Figure content listings:
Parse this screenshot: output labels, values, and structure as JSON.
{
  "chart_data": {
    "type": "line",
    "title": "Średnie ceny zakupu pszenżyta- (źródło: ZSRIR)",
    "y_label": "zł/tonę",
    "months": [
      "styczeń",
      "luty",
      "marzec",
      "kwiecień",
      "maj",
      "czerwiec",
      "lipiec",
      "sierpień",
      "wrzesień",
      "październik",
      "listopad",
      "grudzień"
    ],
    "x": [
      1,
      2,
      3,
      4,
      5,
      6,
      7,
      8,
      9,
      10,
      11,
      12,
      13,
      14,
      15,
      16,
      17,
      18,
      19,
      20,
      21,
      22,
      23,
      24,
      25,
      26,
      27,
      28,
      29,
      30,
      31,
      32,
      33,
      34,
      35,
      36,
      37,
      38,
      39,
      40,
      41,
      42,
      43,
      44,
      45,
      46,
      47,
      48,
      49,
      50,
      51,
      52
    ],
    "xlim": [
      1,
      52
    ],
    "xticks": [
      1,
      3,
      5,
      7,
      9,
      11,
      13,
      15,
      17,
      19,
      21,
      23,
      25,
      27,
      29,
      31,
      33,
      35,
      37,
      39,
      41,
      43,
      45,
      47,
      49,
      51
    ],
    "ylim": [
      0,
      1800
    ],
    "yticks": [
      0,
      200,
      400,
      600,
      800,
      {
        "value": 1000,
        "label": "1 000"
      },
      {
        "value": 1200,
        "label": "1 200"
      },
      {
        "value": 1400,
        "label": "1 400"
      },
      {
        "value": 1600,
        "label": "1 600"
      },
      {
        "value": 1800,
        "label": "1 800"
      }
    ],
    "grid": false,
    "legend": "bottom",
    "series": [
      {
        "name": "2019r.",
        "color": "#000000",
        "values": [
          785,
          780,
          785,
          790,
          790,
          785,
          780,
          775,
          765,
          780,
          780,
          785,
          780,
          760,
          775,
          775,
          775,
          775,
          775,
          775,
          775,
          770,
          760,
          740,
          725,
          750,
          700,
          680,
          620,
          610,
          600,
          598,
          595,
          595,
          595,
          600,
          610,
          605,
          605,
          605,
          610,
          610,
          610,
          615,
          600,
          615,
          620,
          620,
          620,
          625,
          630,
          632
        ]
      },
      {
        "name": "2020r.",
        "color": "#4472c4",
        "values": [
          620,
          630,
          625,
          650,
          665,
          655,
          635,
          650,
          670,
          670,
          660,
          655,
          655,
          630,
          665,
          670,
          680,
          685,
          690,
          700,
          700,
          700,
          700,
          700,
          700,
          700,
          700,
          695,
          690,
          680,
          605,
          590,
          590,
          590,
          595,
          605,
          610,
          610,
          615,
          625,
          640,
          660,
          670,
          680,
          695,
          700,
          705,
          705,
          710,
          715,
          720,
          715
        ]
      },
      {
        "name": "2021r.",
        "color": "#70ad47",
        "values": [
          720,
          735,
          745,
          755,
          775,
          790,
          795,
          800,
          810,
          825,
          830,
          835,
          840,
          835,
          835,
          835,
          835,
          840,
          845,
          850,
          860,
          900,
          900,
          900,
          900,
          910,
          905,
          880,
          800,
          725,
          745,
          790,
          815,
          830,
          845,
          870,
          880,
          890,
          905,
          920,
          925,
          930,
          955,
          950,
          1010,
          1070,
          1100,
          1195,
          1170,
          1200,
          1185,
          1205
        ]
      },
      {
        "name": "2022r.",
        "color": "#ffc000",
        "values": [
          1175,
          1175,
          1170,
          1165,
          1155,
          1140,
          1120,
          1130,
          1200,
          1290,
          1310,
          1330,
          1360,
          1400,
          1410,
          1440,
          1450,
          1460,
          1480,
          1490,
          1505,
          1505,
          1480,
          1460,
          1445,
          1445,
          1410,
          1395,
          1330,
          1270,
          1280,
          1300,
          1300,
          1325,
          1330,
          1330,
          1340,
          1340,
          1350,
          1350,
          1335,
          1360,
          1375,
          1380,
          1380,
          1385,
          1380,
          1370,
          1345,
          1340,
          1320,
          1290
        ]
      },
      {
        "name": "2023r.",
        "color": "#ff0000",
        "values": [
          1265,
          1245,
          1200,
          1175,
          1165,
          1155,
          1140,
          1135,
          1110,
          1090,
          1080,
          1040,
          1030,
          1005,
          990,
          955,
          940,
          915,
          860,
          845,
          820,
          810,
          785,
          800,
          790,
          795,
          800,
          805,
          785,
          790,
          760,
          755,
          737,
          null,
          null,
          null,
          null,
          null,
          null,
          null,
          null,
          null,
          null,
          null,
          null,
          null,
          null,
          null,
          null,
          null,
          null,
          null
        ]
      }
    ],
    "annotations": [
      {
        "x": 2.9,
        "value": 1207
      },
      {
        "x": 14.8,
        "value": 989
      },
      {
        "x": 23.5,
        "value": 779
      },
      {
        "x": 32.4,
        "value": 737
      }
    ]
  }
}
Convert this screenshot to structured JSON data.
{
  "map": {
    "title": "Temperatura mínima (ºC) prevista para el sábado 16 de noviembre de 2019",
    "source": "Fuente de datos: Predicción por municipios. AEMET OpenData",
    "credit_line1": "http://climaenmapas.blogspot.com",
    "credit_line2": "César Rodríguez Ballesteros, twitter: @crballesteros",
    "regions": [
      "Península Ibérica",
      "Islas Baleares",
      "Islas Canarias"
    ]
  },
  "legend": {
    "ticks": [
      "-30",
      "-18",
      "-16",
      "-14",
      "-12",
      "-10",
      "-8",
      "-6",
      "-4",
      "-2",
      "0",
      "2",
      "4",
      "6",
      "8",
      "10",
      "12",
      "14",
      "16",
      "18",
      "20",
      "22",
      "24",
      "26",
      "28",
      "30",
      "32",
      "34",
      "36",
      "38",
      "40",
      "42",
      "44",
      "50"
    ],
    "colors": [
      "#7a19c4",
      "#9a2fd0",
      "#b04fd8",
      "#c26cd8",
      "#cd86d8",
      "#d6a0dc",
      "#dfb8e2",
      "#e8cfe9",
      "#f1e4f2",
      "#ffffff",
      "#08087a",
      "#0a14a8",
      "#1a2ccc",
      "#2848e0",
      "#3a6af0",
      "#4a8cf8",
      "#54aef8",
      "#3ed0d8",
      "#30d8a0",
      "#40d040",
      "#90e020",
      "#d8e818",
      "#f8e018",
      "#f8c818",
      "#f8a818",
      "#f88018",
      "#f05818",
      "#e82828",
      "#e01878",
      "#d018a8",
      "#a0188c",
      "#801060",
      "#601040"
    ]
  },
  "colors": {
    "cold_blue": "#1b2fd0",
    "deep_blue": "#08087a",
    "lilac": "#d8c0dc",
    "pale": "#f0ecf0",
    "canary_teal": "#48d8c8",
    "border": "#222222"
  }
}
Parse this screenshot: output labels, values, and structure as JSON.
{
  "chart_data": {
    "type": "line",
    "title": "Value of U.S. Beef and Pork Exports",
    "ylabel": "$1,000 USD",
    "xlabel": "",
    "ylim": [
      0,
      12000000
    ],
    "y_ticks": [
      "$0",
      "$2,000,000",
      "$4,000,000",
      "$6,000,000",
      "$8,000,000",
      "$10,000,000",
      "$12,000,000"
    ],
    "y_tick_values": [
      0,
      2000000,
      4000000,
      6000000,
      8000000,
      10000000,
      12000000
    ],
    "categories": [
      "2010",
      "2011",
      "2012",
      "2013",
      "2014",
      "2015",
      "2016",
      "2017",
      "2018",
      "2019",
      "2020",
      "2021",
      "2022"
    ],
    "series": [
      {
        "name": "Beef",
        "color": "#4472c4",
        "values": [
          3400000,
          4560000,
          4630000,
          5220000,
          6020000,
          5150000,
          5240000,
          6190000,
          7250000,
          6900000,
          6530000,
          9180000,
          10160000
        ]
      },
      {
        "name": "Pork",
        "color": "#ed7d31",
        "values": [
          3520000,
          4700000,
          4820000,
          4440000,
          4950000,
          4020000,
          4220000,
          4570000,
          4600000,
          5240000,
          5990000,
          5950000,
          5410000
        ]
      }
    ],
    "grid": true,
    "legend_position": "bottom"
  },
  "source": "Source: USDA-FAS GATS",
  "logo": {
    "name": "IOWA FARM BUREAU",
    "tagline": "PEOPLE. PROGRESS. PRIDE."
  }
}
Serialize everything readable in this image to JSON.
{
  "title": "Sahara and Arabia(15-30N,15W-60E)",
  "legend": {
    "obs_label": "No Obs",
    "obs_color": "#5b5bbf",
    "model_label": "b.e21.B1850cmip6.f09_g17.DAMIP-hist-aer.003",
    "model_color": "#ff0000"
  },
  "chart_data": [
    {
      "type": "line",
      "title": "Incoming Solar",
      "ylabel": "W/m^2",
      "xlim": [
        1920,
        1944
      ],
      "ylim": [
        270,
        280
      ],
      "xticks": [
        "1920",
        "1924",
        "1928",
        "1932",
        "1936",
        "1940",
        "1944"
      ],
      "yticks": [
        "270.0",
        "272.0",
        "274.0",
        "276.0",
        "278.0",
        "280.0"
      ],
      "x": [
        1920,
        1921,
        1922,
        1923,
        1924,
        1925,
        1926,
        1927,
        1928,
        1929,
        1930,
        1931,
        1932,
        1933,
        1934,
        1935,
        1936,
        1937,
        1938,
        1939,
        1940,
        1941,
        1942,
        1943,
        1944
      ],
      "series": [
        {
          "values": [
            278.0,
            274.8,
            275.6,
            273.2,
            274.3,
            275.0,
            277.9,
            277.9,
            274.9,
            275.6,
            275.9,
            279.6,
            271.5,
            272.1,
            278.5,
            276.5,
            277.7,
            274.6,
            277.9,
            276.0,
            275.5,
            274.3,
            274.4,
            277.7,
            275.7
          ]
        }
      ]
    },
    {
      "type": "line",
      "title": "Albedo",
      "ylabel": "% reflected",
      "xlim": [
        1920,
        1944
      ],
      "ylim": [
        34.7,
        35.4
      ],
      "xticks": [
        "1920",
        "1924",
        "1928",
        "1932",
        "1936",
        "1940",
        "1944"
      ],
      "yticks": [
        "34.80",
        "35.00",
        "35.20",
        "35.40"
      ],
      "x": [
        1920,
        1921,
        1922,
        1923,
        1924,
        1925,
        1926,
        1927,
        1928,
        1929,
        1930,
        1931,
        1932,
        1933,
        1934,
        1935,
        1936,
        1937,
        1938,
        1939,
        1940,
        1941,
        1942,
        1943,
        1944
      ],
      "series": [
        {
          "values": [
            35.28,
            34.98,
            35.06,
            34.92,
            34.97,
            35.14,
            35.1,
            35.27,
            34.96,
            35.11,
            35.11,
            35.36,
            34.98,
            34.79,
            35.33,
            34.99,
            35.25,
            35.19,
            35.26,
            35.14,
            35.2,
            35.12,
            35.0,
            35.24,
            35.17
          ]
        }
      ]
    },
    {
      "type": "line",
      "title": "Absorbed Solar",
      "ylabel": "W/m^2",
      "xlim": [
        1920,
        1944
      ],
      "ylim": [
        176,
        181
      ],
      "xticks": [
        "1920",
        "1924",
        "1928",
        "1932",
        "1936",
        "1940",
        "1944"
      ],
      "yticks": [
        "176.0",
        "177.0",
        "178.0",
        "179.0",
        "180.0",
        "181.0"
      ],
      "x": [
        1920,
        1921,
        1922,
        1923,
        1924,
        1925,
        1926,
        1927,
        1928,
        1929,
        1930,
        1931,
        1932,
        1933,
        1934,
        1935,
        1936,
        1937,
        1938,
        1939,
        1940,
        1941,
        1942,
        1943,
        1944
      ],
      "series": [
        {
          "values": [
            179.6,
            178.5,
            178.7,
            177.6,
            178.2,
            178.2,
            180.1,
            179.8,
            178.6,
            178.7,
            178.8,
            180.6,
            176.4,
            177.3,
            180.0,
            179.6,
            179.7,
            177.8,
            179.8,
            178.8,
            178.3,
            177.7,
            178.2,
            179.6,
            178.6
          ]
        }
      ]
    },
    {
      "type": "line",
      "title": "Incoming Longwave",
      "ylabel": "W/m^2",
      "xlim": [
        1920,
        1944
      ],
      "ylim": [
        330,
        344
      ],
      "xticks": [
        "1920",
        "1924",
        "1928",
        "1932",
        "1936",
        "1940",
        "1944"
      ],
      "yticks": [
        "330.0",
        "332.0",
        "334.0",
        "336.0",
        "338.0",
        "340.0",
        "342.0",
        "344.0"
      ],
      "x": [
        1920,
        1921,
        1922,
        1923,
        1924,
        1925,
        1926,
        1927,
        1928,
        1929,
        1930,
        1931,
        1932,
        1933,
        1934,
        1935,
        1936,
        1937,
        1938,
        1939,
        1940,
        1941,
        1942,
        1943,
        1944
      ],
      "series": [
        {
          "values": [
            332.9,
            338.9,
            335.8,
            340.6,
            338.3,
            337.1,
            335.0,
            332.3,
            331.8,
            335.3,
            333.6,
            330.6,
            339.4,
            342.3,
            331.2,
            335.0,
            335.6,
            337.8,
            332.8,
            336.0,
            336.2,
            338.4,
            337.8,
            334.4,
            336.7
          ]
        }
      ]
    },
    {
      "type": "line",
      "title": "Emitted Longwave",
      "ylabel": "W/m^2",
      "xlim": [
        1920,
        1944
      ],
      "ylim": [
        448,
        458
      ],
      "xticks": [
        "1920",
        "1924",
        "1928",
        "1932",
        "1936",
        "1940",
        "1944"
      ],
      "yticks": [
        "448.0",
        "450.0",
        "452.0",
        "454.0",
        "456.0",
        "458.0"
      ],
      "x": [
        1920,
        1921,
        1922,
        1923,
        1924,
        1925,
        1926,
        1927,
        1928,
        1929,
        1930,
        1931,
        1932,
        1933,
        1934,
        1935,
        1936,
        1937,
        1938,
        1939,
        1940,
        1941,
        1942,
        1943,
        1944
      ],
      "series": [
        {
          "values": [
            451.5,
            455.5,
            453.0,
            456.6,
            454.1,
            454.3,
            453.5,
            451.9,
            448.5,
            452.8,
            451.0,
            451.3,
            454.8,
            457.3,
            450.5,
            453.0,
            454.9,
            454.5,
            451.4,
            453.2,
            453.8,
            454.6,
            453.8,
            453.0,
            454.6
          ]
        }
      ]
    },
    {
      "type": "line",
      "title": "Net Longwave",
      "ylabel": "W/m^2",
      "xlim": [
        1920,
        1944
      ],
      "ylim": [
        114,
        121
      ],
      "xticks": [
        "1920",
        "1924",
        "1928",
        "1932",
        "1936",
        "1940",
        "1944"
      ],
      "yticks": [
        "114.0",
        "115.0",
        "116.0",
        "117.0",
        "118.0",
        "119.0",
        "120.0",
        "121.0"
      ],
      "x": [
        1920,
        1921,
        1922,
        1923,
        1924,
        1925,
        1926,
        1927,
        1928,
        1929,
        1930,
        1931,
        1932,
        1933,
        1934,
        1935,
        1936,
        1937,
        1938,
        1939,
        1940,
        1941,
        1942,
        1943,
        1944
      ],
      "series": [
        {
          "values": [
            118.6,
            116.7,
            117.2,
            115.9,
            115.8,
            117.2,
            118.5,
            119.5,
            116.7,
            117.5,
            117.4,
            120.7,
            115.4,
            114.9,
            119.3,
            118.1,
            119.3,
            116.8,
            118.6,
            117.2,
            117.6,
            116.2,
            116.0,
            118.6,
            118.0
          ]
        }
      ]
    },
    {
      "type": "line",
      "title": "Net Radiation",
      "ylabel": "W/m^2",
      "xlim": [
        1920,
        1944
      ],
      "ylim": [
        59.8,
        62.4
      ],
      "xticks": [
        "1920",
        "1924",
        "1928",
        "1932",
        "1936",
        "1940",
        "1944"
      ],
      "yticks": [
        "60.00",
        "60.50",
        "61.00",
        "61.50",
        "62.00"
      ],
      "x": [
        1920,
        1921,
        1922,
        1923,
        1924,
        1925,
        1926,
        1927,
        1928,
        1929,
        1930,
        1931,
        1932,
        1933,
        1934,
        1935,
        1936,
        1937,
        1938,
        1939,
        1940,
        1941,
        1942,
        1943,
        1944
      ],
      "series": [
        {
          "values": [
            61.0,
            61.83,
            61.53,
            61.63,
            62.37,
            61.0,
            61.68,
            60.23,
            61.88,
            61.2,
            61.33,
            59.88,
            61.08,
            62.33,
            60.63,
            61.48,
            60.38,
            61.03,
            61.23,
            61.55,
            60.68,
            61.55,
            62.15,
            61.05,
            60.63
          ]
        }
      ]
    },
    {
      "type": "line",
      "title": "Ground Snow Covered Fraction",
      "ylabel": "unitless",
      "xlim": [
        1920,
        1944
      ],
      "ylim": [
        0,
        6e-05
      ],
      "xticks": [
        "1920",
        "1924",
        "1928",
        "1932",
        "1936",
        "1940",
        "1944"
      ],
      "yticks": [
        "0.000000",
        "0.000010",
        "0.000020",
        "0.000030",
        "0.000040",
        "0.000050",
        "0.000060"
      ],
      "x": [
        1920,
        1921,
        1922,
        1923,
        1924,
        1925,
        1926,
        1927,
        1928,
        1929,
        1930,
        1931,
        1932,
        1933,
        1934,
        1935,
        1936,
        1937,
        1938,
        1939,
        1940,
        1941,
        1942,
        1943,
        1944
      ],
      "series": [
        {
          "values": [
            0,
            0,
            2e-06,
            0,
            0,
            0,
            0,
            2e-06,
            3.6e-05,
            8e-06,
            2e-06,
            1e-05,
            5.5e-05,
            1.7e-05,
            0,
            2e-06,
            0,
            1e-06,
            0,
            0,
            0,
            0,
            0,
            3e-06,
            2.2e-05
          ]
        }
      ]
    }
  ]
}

Objective → Say how many lines in the entries contain the string "source", and say nothing else.

Output below → 2